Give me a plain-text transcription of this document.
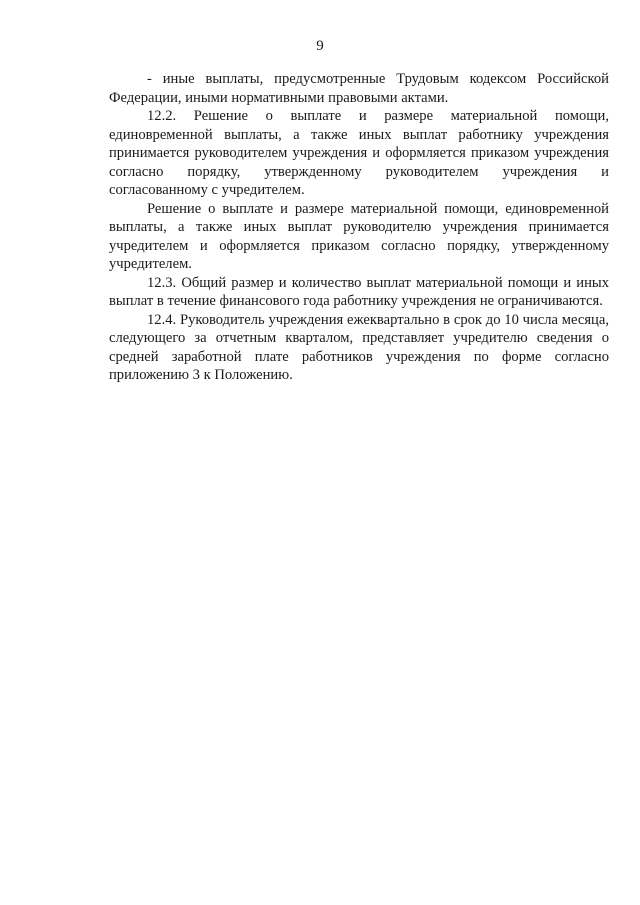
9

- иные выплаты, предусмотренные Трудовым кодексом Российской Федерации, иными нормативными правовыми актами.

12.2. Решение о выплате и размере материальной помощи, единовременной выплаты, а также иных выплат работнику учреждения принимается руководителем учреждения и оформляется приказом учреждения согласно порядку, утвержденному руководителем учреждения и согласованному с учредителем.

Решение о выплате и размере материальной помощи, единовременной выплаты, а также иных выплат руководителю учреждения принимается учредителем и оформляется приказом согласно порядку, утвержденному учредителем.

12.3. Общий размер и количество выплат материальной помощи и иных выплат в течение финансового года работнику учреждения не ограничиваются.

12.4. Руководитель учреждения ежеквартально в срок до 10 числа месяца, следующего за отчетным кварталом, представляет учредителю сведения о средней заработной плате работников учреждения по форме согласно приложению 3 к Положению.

===

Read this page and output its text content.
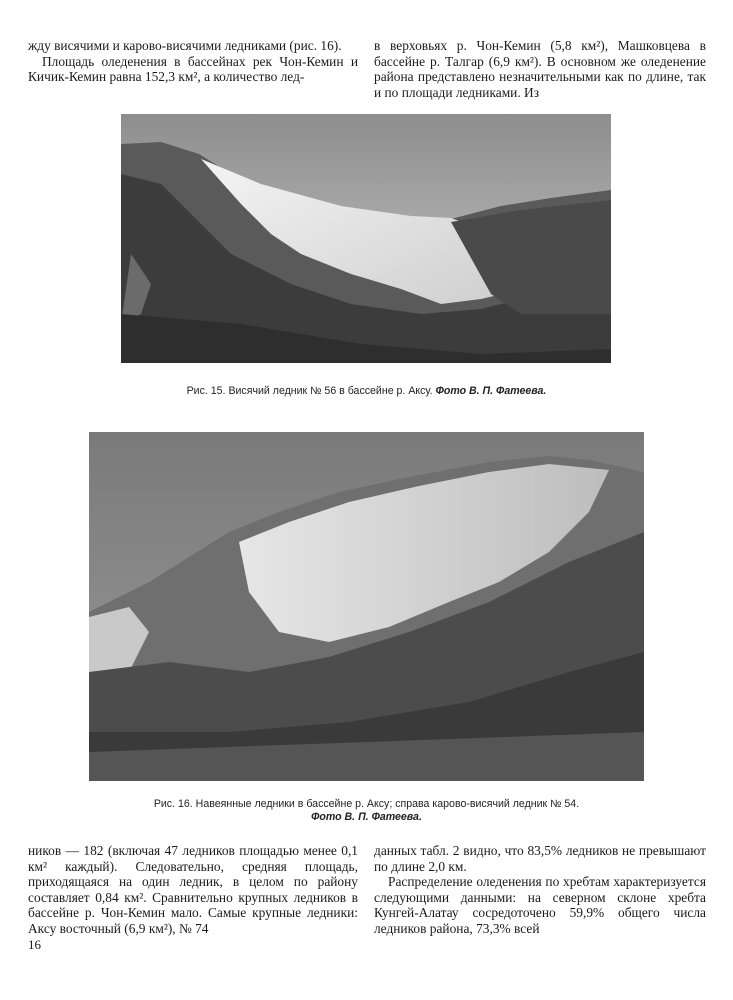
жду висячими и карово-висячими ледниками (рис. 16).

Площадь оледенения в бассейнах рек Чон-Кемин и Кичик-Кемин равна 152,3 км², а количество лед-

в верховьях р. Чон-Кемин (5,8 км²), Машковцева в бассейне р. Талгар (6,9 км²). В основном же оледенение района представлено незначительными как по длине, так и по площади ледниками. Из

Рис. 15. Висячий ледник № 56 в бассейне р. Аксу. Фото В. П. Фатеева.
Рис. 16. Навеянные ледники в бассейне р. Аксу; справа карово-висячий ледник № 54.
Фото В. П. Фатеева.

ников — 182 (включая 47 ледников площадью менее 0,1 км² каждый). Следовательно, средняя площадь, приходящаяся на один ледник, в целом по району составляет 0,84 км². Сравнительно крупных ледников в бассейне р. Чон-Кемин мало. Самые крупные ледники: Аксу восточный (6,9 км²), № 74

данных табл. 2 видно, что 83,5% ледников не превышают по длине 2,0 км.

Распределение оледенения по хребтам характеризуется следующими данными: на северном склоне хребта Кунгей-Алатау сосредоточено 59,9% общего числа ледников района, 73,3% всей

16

===

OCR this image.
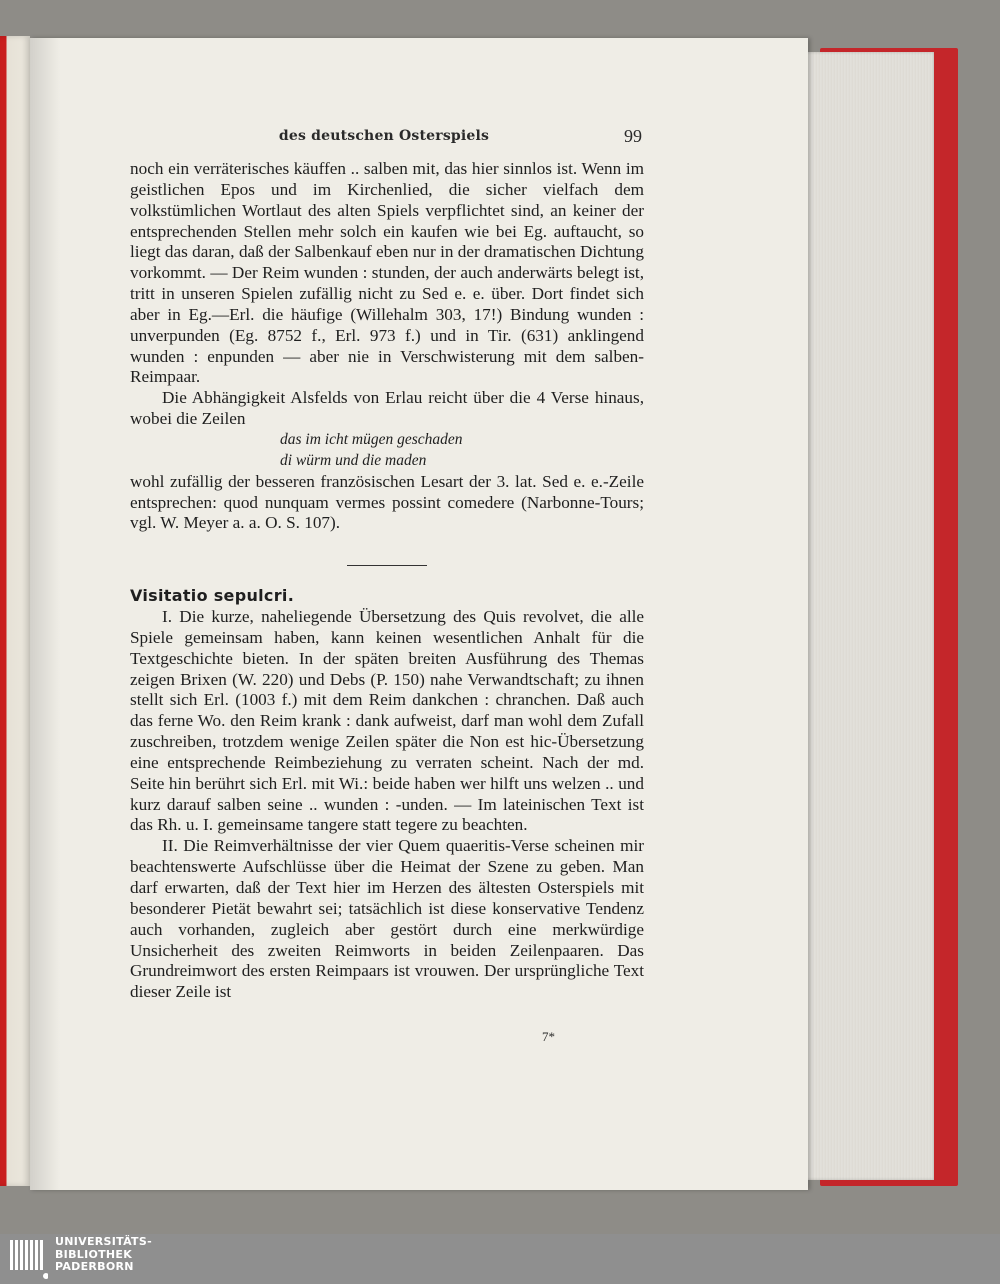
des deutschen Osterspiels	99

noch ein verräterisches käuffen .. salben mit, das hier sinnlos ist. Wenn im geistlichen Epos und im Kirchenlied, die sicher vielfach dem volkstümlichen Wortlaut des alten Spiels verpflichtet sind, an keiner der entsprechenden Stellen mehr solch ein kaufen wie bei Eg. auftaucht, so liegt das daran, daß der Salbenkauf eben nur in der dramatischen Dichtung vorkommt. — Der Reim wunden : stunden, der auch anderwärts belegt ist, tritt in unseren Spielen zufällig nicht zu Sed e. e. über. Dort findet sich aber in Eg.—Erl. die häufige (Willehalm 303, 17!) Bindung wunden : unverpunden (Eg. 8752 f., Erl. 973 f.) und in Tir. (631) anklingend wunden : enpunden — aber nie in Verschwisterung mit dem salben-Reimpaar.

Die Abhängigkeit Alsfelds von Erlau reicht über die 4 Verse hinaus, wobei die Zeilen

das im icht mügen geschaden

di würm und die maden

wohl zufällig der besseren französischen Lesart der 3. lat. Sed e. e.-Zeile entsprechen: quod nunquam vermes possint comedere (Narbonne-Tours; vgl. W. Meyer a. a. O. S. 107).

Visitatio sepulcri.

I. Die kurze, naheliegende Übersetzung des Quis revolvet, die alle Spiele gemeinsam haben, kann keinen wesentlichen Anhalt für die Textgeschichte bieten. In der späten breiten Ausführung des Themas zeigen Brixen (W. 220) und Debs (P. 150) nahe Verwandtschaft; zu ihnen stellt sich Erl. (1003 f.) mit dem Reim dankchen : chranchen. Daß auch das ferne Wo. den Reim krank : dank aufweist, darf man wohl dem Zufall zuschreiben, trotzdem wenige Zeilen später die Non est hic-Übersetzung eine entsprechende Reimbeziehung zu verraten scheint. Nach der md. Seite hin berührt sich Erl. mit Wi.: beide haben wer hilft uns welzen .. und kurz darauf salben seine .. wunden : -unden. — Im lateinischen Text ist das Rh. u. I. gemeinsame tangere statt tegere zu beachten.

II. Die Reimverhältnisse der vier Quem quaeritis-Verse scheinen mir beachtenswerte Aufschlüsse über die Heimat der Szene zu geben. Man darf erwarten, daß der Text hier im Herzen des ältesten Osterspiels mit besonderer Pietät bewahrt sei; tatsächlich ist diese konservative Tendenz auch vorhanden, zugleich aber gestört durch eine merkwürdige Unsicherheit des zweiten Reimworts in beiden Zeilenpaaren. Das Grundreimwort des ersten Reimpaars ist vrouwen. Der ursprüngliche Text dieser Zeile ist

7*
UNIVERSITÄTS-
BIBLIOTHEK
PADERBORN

===

Exercise description: Pull out every line in the material above where "количество" occurs.

Solution for this exercise:
12.3. Общий размер и количество выплат материальной помощи и иных выплат в течение финансового года работнику учреждения не ограничиваются.
Площадь оледенения в бассейнах рек Чон-Кемин и Кичик-Кемин равна 152,3 км², а количество лед-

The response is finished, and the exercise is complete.